EXERCISE DETAILS:
Copy only those lines which run from the line containing "Read this page and output its text content." to the end of the entries below, both inclusive, exactly as written and with no pictures.

--------------------

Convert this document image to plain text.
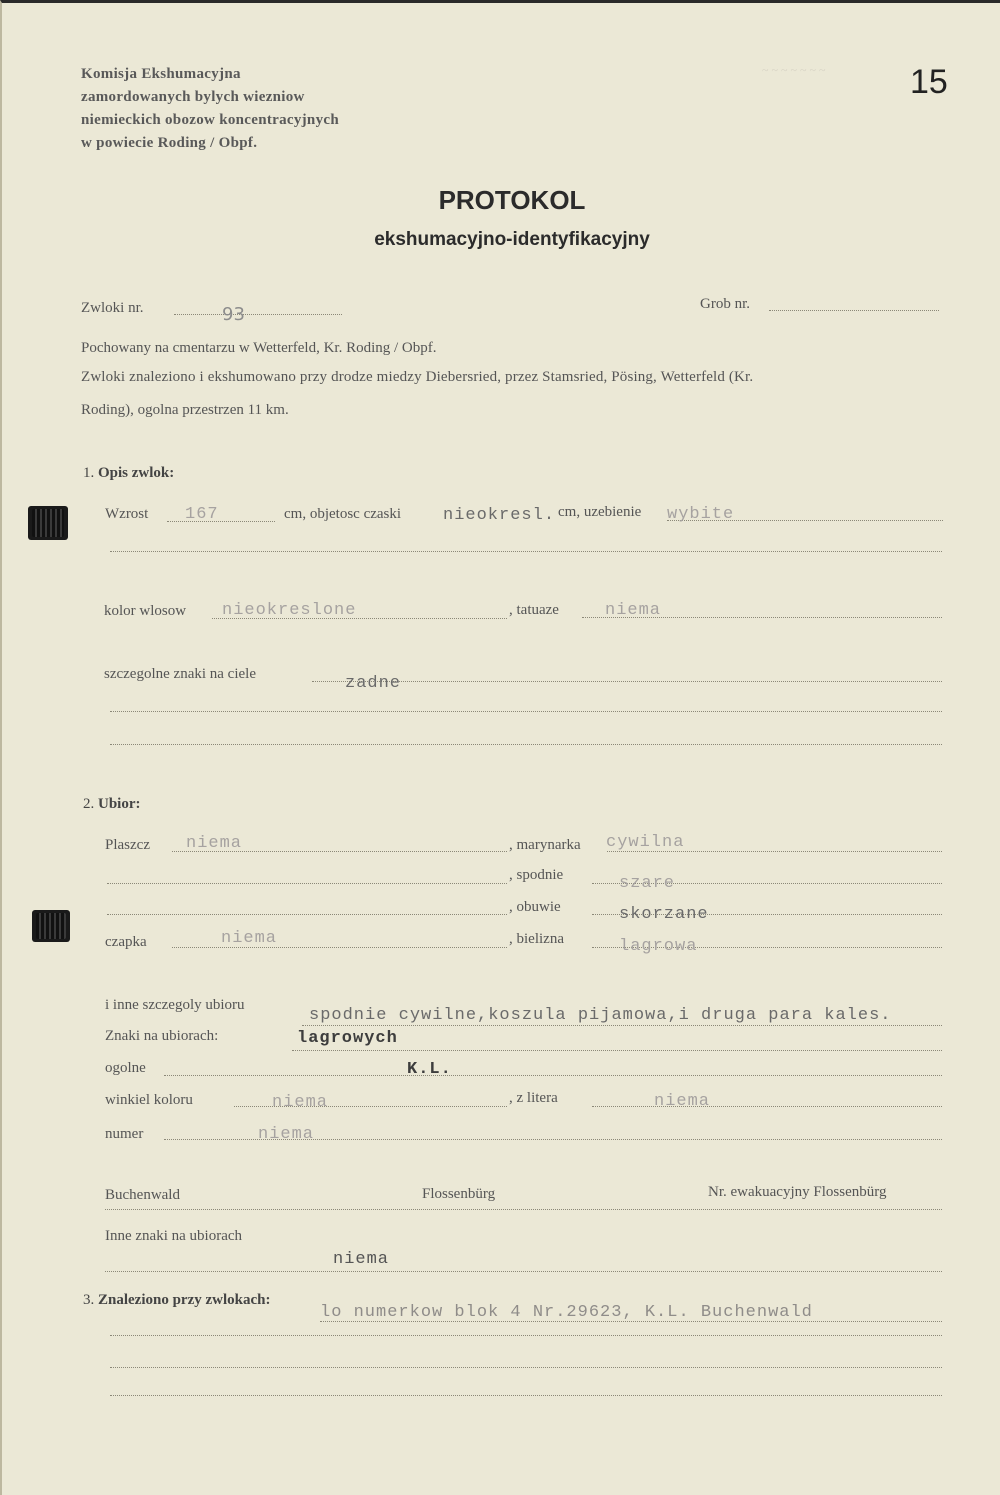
~ ~ ~ ~ ~ ~ ~
Komisja Ekshumacyjna
zamordowanych bylych wiezniow
niemieckich obozow koncentracyjnych
w powiecie Roding / Obpf.
15
PROTOKOL
ekshumacyjno-identyfikacyjny
Zwloki nr.	93	Grob nr.
Pochowany na cmentarzu w Wetterfeld, Kr. Roding / Obpf.
Zwloki znaleziono i ekshumowano przy drodze miedzy Diebersried, przez Stamsried, Pösing, Wetterfeld (Kr.
Roding), ogolna przestrzen 11 km.
1. Opis zwlok:
Wzrost 167	cm, objetosc czaski nieokresl. cm, uzebienie wybite
kolor wlosow nieokreslone	, tatuaze	niema
szczegolne znaki na ciele	zadne
2. Ubior:
Plaszcz niema	, marynarka cywilna
, spodnie	szare
, obuwie	skorzane
czapka	niema	, bielizna	lagrowa
i inne szczegoly ubioru
spodnie cywilne,koszula pijamowa,i druga para kales.
Znaki na ubiorach:	lagrowych
ogolne	K.L.
winkiel koloru	niema	, z litera	niema
numer	niema
Buchenwald	Flossenbürg	Nr. ewakuacyjny Flossenbürg
Inne znaki na ubiorach
niema
3. Znaleziono przy zwlokach:
lo numerkow blok 4 Nr.29623, K.L. Buchenwald
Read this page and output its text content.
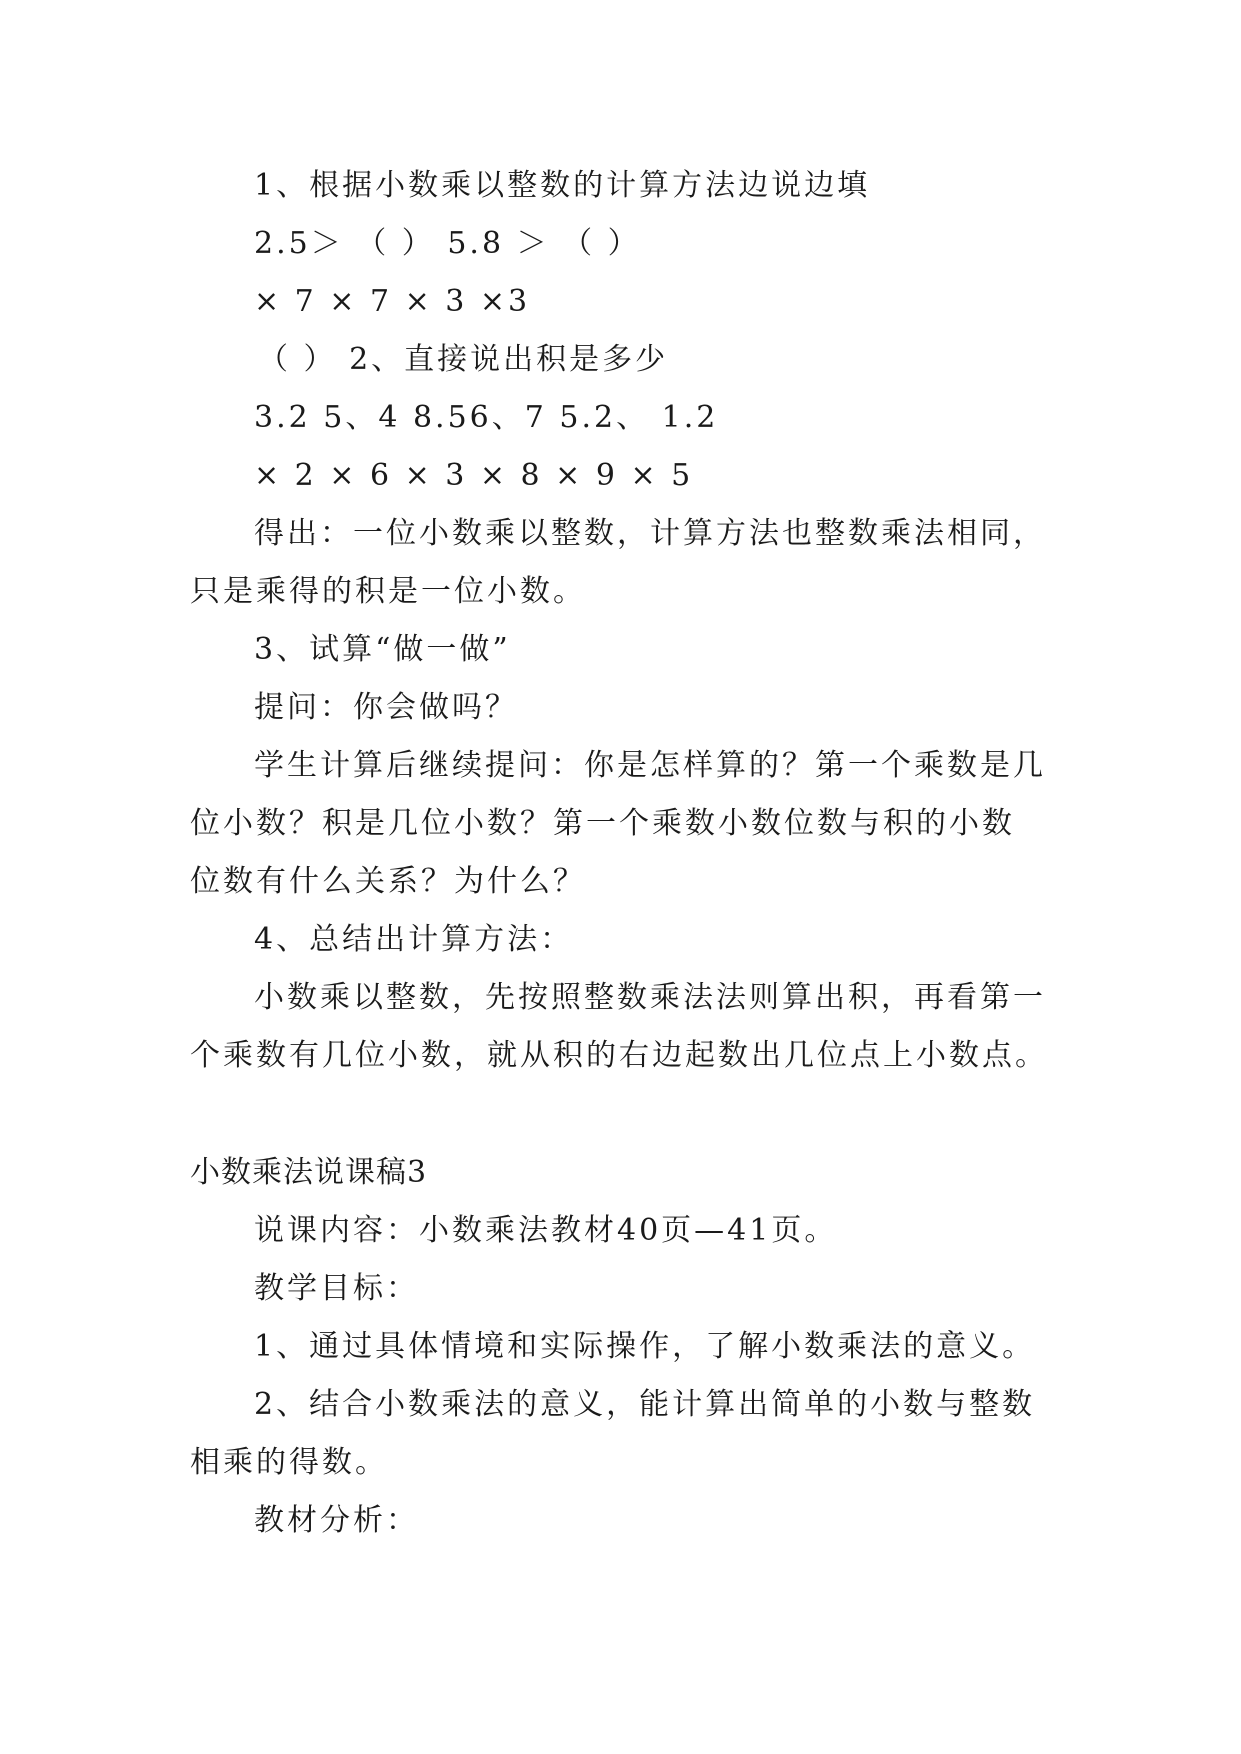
1、根据小数乘以整数的计算方法边说边填
2.5＞ （ ） 5.8 ＞ （ ）
× 7 × 7 × 3 ×3
（ ） 2、直接说出积是多少
3.2 5、4 8.56、7 5.2、 1.2
× 2 × 6 × 3 × 8 × 9 × 5
得出：一位小数乘以整数，计算方法也整数乘法相同，
只是乘得的积是一位小数。
3、试算“做一做”
提问：你会做吗？
学生计算后继续提问：你是怎样算的？第一个乘数是几
位小数？积是几位小数？第一个乘数小数位数与积的小数
位数有什么关系？为什么？
4、总结出计算方法：
小数乘以整数，先按照整数乘法法则算出积，再看第一
个乘数有几位小数，就从积的右边起数出几位点上小数点。
小数乘法说课稿3
说课内容：小数乘法教材40页—41页。
教学目标：
1、通过具体情境和实际操作，了解小数乘法的意义。
2、结合小数乘法的意义，能计算出简单的小数与整数
相乘的得数。
教材分析：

--------------------

WRITTEN REPLY:
Read this page and output its text content.
1、根据小数乘以整数的计算方法边说边填
2.5＞ （ ） 5.8 ＞ （ ）
× 7 × 7 × 3 ×3
（ ） 2、直接说出积是多少
3.2 5、4 8.56、7 5.2、 1.2
× 2 × 6 × 3 × 8 × 9 × 5
得出：一位小数乘以整数，计算方法也整数乘法相同，
只是乘得的积是一位小数。
3、试算“做一做”
提问：你会做吗？
学生计算后继续提问：你是怎样算的？第一个乘数是几
位小数？积是几位小数？第一个乘数小数位数与积的小数
位数有什么关系？为什么？
4、总结出计算方法：
小数乘以整数，先按照整数乘法法则算出积，再看第一
个乘数有几位小数，就从积的右边起数出几位点上小数点。
小数乘法说课稿3
说课内容：小数乘法教材40页—41页。
教学目标：
1、通过具体情境和实际操作，了解小数乘法的意义。
2、结合小数乘法的意义，能计算出简单的小数与整数
相乘的得数。
教材分析：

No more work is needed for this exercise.